### Record extracts
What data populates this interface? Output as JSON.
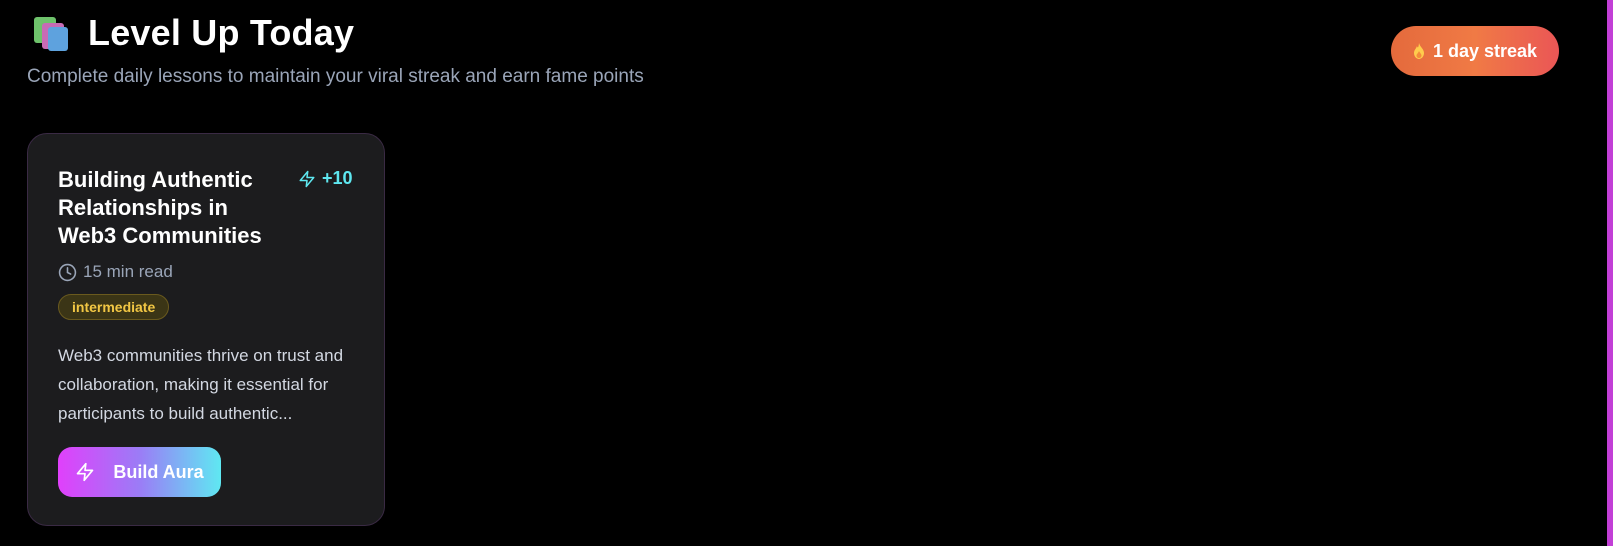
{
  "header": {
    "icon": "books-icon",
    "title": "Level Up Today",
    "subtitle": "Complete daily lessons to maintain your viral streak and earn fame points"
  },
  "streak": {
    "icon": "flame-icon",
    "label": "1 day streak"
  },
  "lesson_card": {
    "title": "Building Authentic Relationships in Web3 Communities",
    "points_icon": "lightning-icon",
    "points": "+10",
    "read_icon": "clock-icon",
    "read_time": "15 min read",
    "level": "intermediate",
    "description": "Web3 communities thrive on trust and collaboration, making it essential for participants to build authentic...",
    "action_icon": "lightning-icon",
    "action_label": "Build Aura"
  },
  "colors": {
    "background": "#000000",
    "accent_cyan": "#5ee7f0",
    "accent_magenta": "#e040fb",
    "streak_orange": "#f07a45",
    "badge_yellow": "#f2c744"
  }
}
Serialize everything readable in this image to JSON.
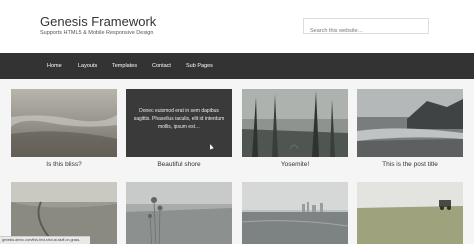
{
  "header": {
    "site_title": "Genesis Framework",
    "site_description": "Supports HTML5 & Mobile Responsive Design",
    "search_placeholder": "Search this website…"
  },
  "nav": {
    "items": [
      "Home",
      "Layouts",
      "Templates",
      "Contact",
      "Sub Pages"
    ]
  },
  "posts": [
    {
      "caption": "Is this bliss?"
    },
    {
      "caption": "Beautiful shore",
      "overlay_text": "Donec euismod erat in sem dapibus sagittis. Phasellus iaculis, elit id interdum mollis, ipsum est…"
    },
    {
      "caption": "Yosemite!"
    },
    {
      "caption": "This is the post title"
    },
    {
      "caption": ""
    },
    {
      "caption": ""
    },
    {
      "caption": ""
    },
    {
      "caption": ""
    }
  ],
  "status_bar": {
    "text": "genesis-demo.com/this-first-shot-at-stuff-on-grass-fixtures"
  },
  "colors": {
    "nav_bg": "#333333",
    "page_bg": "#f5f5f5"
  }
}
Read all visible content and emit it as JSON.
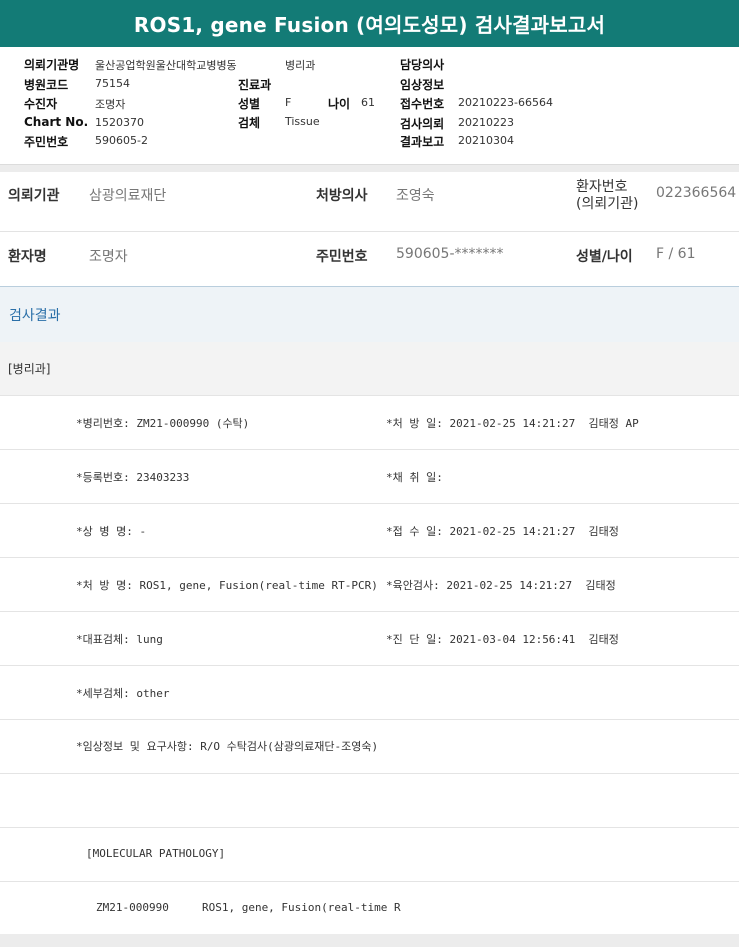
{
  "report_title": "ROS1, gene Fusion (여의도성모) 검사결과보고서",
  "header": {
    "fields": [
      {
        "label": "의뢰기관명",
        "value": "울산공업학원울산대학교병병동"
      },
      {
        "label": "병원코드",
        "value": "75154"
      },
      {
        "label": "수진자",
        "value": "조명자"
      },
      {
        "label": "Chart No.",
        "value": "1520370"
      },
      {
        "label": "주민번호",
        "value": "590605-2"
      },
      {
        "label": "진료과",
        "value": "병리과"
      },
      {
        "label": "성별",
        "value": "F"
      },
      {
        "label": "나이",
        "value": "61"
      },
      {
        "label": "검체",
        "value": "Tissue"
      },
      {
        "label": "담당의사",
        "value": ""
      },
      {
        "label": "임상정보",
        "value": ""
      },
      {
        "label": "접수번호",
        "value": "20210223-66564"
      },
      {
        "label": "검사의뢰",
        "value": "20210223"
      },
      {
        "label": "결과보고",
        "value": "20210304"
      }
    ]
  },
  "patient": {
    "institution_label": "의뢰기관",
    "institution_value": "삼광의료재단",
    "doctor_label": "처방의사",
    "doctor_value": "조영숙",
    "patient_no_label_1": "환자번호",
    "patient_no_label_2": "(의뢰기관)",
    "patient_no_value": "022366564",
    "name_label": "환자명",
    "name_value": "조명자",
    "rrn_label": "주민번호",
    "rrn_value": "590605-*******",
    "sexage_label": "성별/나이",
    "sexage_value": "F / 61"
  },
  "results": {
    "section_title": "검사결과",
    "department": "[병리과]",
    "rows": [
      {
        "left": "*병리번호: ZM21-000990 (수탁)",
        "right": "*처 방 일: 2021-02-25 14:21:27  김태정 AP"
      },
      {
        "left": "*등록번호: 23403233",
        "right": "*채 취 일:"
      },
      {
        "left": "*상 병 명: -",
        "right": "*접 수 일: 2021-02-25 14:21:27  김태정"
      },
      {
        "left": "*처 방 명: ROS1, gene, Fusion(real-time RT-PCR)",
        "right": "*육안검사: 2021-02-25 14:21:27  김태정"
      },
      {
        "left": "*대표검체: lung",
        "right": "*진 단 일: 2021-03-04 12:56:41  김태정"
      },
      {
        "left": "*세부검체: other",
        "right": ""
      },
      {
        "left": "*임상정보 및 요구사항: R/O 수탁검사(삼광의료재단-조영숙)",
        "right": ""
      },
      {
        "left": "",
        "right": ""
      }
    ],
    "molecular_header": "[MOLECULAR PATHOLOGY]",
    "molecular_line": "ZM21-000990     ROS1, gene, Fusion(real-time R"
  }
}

### Exercise
Identify the lines above that contain the word "real", then copy them.

### The answer
        "left": "*처 방 명: ROS1, gene, Fusion(real-time RT-PCR)",
    "molecular_line": "ZM21-000990     ROS1, gene, Fusion(real-time R"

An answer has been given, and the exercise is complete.